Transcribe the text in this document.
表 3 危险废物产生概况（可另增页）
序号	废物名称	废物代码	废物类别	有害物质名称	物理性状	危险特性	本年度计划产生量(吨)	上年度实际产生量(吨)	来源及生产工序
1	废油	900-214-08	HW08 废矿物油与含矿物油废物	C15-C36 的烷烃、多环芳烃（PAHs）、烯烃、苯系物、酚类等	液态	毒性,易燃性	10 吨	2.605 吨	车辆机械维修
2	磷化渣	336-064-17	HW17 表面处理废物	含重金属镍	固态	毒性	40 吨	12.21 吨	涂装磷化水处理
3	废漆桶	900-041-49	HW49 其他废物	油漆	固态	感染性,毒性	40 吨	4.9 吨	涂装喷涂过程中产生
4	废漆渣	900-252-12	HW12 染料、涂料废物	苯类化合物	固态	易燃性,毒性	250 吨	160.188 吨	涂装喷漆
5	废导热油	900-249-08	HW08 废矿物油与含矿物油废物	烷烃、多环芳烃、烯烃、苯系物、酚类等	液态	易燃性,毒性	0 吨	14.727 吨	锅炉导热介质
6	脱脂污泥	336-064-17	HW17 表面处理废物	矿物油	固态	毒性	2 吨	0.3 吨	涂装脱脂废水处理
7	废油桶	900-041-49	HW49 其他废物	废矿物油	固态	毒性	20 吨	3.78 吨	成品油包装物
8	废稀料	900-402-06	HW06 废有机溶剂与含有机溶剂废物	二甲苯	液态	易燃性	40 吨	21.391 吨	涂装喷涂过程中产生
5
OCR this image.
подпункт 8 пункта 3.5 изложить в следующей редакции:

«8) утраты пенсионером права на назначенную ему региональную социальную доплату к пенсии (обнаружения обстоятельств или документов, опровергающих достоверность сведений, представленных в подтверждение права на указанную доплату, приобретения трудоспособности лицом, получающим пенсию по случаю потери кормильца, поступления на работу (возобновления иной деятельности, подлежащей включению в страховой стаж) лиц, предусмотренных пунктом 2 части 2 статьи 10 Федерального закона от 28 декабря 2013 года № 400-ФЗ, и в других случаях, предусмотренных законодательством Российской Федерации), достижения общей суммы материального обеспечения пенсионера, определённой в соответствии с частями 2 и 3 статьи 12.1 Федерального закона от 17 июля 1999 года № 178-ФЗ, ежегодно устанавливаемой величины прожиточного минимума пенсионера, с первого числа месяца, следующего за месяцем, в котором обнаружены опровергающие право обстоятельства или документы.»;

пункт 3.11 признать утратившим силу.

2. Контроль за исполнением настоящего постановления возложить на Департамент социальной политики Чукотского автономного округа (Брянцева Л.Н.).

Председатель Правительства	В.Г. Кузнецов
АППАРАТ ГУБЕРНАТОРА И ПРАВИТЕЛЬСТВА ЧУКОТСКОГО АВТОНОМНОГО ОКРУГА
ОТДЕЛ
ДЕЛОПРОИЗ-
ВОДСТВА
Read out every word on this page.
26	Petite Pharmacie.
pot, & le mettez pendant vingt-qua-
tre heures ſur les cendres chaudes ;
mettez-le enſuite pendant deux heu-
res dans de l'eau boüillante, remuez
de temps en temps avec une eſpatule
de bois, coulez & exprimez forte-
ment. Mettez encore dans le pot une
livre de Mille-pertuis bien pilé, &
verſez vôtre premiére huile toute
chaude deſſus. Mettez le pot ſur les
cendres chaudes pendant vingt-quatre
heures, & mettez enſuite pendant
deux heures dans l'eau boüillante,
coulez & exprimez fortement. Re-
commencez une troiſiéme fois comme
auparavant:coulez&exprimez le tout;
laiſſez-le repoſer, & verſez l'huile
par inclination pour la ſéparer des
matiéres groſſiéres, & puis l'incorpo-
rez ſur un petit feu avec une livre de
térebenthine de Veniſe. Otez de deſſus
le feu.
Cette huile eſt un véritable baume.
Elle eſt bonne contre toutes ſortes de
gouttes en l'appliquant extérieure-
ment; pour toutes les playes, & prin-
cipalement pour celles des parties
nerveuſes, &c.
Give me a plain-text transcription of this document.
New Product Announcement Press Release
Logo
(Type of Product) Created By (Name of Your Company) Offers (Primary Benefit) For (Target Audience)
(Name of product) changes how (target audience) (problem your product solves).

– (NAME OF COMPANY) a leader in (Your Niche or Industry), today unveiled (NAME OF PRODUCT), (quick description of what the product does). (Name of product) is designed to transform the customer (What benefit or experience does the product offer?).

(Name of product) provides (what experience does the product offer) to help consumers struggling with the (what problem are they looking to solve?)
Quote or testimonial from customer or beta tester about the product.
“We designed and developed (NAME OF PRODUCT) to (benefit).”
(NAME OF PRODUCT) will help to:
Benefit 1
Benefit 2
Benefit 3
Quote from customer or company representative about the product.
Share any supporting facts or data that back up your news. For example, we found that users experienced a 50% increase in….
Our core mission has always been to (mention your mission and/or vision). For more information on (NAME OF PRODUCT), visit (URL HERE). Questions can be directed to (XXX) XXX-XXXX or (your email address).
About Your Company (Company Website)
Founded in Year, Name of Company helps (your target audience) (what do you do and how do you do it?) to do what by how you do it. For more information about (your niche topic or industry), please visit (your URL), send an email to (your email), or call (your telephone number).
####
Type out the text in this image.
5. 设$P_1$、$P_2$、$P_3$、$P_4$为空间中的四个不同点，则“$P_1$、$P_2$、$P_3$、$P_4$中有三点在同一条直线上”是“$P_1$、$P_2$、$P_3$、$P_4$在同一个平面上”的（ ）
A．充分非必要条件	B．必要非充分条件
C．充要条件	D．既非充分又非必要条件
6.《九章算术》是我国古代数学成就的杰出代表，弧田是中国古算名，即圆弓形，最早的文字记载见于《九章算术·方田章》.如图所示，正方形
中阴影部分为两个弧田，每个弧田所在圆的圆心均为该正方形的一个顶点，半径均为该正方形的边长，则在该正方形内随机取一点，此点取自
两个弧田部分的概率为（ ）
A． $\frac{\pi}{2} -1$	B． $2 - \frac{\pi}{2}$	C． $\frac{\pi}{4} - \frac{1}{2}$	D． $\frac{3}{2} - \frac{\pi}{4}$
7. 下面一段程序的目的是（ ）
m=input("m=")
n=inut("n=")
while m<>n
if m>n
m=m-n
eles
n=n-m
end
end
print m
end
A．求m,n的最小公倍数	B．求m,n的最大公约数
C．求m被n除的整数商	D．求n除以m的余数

- - -

THE REQUEST: Reproduce the records word for word.

CORRECT RESPONSE:
Transcribe the text in this document.
表 3 危险废物产生概况（可另增页）
序号	废物名称	废物代码	废物类别	有害物质名称	物理性状	危险特性	本年度计划产生量(吨)	上年度实际产生量(吨)	来源及生产工序
1	废油	900-214-08	HW08 废矿物油与含矿物油废物	C15-C36 的烷烃、多环芳烃（PAHs）、烯烃、苯系物、酚类等	液态	毒性,易燃性	10 吨	2.605 吨	车辆机械维修
2	磷化渣	336-064-17	HW17 表面处理废物	含重金属镍	固态	毒性	40 吨	12.21 吨	涂装磷化水处理
3	废漆桶	900-041-49	HW49 其他废物	油漆	固态	感染性,毒性	40 吨	4.9 吨	涂装喷涂过程中产生
4	废漆渣	900-252-12	HW12 染料、涂料废物	苯类化合物	固态	易燃性,毒性	250 吨	160.188 吨	涂装喷漆
5	废导热油	900-249-08	HW08 废矿物油与含矿物油废物	烷烃、多环芳烃、烯烃、苯系物、酚类等	液态	易燃性,毒性	0 吨	14.727 吨	锅炉导热介质
6	脱脂污泥	336-064-17	HW17 表面处理废物	矿物油	固态	毒性	2 吨	0.3 吨	涂装脱脂废水处理
7	废油桶	900-041-49	HW49 其他废物	废矿物油	固态	毒性	20 吨	3.78 吨	成品油包装物
8	废稀料	900-402-06	HW06 废有机溶剂与含有机溶剂废物	二甲苯	液态	易燃性	40 吨	21.391 吨	涂装喷涂过程中产生
5
OCR this image.
подпункт 8 пункта 3.5 изложить в следующей редакции:

«8) утраты пенсионером права на назначенную ему региональную социальную доплату к пенсии (обнаружения обстоятельств или документов, опровергающих достоверность сведений, представленных в подтверждение права на указанную доплату, приобретения трудоспособности лицом, получающим пенсию по случаю потери кормильца, поступления на работу (возобновления иной деятельности, подлежащей включению в страховой стаж) лиц, предусмотренных пунктом 2 части 2 статьи 10 Федерального закона от 28 декабря 2013 года № 400-ФЗ, и в других случаях, предусмотренных законодательством Российской Федерации), достижения общей суммы материального обеспечения пенсионера, определённой в соответствии с частями 2 и 3 статьи 12.1 Федерального закона от 17 июля 1999 года № 178-ФЗ, ежегодно устанавливаемой величины прожиточного минимума пенсионера, с первого числа месяца, следующего за месяцем, в котором обнаружены опровергающие право обстоятельства или документы.»;

пункт 3.11 признать утратившим силу.

2. Контроль за исполнением настоящего постановления возложить на Департамент социальной политики Чукотского автономного округа (Брянцева Л.Н.).

Председатель Правительства	В.Г. Кузнецов
АППАРАТ ГУБЕРНАТОРА И ПРАВИТЕЛЬСТВА ЧУКОТСКОГО АВТОНОМНОГО ОКРУГА
ОТДЕЛ
ДЕЛОПРОИЗ-
ВОДСТВА
Read out every word on this page.
26	Petite Pharmacie.
pot, & le mettez pendant vingt-qua-
tre heures ſur les cendres chaudes ;
mettez-le enſuite pendant deux heu-
res dans de l'eau boüillante, remuez
de temps en temps avec une eſpatule
de bois, coulez & exprimez forte-
ment. Mettez encore dans le pot une
livre de Mille-pertuis bien pilé, &
verſez vôtre premiére huile toute
chaude deſſus. Mettez le pot ſur les
cendres chaudes pendant vingt-quatre
heures, & mettez enſuite pendant
deux heures dans l'eau boüillante,
coulez & exprimez fortement. Re-
commencez une troiſiéme fois comme
auparavant:coulez&exprimez le tout;
laiſſez-le repoſer, & verſez l'huile
par inclination pour la ſéparer des
matiéres groſſiéres, & puis l'incorpo-
rez ſur un petit feu avec une livre de
térebenthine de Veniſe. Otez de deſſus
le feu.
Cette huile eſt un véritable baume.
Elle eſt bonne contre toutes ſortes de
gouttes en l'appliquant extérieure-
ment; pour toutes les playes, & prin-
cipalement pour celles des parties
nerveuſes, &c.
Give me a plain-text transcription of this document.
New Product Announcement Press Release
Logo
(Type of Product) Created By (Name of Your Company) Offers (Primary Benefit) For (Target Audience)
(Name of product) changes how (target audience) (problem your product solves).

– (NAME OF COMPANY) a leader in (Your Niche or Industry), today unveiled (NAME OF PRODUCT), (quick description of what the product does). (Name of product) is designed to transform the customer (What benefit or experience does the product offer?).

(Name of product) provides (what experience does the product offer) to help consumers struggling with the (what problem are they looking to solve?)
Quote or testimonial from customer or beta tester about the product.
“We designed and developed (NAME OF PRODUCT) to (benefit).”
(NAME OF PRODUCT) will help to:
Benefit 1
Benefit 2
Benefit 3
Quote from customer or company representative about the product.
Share any supporting facts or data that back up your news. For example, we found that users experienced a 50% increase in….
Our core mission has always been to (mention your mission and/or vision). For more information on (NAME OF PRODUCT), visit (URL HERE). Questions can be directed to (XXX) XXX-XXXX or (your email address).
About Your Company (Company Website)
Founded in Year, Name of Company helps (your target audience) (what do you do and how do you do it?) to do what by how you do it. For more information about (your niche topic or industry), please visit (your URL), send an email to (your email), or call (your telephone number).
####
Type out the text in this image.
5. 设$P_1$、$P_2$、$P_3$、$P_4$为空间中的四个不同点，则“$P_1$、$P_2$、$P_3$、$P_4$中有三点在同一条直线上”是“$P_1$、$P_2$、$P_3$、$P_4$在同一个平面上”的（ ）
A．充分非必要条件	B．必要非充分条件
C．充要条件	D．既非充分又非必要条件
6.《九章算术》是我国古代数学成就的杰出代表，弧田是中国古算名，即圆弓形，最早的文字记载见于《九章算术·方田章》.如图所示，正方形
中阴影部分为两个弧田，每个弧田所在圆的圆心均为该正方形的一个顶点，半径均为该正方形的边长，则在该正方形内随机取一点，此点取自
两个弧田部分的概率为（ ）
A． $\frac{\pi}{2} -1$	B． $2 - \frac{\pi}{2}$	C． $\frac{\pi}{4} - \frac{1}{2}$	D． $\frac{3}{2} - \frac{\pi}{4}$
7. 下面一段程序的目的是（ ）
m=input("m=")
n=inut("n=")
while m<>n
if m>n
m=m-n
eles
n=n-m
end
end
print m
end
A．求m,n的最小公倍数	B．求m,n的最大公约数
C．求m被n除的整数商	D．求n除以m的余数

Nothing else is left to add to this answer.